What is being asked. Rewrite the records from the line with "Itemize the components" to the line with "measurements-point xyxy=(431,193,437,199)", replacing each occurrence of "predicted-stars-point" with "predicted-star-marker" and leaving everything else in those lines unchanged.

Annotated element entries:
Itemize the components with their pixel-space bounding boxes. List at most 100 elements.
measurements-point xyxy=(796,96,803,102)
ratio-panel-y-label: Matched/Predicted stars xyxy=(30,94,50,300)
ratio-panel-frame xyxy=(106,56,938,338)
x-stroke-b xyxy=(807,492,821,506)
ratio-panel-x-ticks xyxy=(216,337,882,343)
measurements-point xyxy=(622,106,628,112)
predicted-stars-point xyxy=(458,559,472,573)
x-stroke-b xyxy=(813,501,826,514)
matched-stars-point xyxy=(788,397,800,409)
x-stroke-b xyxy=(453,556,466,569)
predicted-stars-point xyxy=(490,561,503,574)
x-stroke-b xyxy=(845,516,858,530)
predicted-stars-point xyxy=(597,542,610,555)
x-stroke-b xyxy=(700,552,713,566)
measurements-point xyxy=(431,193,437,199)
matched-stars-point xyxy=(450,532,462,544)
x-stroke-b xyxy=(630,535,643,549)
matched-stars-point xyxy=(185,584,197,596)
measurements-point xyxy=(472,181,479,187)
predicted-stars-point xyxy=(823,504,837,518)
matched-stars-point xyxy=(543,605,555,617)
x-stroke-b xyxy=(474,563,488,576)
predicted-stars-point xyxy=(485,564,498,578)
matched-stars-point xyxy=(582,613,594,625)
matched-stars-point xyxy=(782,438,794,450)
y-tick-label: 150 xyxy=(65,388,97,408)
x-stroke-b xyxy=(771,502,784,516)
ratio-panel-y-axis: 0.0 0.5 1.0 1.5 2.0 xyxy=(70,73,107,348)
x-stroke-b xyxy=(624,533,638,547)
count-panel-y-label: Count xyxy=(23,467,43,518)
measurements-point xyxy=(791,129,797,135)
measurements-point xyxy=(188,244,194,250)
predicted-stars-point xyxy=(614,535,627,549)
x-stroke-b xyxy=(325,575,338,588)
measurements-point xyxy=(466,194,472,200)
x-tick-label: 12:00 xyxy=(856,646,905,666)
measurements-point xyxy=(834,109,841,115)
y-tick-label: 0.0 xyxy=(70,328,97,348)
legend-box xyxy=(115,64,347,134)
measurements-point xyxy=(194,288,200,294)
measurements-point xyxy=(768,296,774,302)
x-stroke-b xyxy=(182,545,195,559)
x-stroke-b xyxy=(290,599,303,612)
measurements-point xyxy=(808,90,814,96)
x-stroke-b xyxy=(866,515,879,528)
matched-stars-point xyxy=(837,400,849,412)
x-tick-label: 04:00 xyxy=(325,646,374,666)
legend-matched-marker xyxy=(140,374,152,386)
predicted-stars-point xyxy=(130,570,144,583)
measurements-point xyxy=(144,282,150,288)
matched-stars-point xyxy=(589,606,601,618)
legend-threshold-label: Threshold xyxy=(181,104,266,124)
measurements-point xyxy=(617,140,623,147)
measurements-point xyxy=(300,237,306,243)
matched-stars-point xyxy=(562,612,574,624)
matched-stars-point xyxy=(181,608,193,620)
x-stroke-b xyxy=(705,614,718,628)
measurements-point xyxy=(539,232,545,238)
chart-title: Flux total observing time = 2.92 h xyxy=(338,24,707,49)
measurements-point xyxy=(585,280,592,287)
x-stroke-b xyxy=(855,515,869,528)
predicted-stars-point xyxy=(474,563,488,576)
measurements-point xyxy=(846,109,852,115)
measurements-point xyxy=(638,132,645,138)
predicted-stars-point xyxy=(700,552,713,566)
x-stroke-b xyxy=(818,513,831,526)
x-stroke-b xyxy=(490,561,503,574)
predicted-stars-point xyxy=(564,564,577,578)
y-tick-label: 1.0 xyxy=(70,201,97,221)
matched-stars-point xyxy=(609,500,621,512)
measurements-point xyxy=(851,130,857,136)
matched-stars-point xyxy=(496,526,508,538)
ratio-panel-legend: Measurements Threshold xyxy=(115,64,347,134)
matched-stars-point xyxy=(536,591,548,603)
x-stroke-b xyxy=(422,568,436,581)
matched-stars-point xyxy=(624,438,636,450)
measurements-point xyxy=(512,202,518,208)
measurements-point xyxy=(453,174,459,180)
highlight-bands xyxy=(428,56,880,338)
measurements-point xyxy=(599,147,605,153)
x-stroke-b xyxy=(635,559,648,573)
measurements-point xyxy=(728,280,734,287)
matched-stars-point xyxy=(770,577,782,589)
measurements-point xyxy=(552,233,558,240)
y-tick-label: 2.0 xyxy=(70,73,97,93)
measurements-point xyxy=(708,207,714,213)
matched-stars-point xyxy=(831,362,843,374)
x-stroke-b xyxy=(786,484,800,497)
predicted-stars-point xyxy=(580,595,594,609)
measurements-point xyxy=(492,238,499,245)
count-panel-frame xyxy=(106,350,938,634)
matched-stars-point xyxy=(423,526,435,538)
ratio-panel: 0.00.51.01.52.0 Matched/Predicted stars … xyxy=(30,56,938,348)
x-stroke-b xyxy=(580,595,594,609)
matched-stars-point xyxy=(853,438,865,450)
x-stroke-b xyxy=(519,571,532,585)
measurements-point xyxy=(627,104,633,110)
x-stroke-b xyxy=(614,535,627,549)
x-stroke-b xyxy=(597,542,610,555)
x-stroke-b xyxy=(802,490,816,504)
* * *
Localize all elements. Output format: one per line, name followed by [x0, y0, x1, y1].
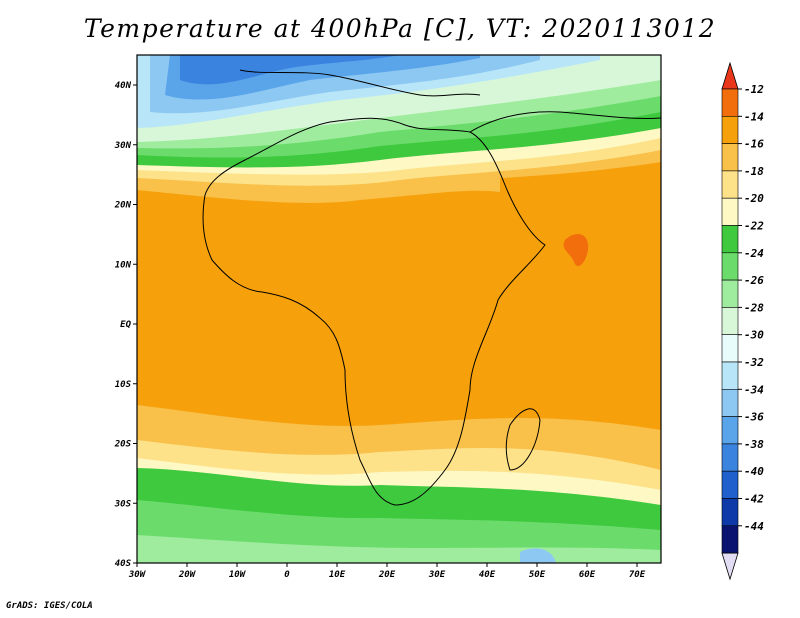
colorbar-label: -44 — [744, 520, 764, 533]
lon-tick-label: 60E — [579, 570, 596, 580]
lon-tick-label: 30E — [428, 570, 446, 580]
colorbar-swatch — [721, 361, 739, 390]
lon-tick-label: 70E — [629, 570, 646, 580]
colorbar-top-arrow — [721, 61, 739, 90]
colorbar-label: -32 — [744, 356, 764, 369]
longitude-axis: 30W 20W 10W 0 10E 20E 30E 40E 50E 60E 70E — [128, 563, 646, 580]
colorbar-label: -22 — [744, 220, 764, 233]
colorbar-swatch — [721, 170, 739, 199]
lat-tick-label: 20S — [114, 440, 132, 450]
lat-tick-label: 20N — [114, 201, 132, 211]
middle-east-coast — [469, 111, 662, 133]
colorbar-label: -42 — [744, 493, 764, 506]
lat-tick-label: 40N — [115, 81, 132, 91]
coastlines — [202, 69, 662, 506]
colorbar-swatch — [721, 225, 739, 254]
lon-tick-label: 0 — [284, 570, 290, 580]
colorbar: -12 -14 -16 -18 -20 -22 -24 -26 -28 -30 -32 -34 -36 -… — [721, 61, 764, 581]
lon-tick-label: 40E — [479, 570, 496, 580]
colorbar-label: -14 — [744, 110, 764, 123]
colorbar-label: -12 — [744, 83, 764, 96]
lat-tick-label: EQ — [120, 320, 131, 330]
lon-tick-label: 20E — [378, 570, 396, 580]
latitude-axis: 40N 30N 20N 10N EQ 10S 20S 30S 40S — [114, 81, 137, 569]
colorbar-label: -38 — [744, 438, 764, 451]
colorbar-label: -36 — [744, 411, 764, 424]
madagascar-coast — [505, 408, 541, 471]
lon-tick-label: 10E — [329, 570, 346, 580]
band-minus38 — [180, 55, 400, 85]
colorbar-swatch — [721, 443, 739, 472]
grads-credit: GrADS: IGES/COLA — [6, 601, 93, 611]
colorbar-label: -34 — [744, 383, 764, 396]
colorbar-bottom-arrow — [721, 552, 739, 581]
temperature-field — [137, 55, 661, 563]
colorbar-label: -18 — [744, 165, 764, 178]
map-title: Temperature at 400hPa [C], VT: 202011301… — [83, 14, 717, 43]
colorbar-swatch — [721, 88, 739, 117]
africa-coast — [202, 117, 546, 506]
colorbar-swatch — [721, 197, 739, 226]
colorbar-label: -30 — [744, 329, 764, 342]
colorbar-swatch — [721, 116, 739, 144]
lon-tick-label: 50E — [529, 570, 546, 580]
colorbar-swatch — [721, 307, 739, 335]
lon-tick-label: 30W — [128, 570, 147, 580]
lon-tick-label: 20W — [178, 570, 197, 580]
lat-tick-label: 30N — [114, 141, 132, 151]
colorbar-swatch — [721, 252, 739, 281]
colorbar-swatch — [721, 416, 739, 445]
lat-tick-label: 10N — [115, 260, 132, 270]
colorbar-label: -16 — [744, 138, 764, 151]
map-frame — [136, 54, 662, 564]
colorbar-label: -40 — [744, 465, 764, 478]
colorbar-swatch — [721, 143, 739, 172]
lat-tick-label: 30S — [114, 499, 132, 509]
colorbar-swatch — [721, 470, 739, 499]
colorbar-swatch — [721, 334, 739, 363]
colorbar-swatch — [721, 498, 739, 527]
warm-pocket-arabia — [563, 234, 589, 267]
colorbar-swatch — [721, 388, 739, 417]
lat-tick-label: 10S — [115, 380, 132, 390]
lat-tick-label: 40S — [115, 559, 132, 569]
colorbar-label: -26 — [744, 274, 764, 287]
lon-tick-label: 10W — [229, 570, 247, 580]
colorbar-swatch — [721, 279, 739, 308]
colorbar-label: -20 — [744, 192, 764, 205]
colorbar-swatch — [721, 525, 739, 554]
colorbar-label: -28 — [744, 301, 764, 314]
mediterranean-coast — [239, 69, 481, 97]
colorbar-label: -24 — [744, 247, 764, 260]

Solution below.
Itemize the components with their pixel-space bounding boxes. List at most 100 elements.
measurements-point xyxy=(796,96,803,102)
ratio-panel-y-label: Matched/Predicted stars xyxy=(30,94,50,300)
ratio-panel-frame xyxy=(106,56,938,338)
x-stroke-b xyxy=(807,492,821,506)
ratio-panel-x-ticks xyxy=(216,337,882,343)
measurements-point xyxy=(622,106,628,112)
predicted-star-marker xyxy=(458,559,472,573)
x-stroke-b xyxy=(813,501,826,514)
matched-stars-point xyxy=(788,397,800,409)
x-stroke-b xyxy=(453,556,466,569)
predicted-star-marker xyxy=(490,561,503,574)
x-stroke-b xyxy=(845,516,858,530)
predicted-star-marker xyxy=(597,542,610,555)
x-stroke-b xyxy=(700,552,713,566)
measurements-point xyxy=(431,193,437,199)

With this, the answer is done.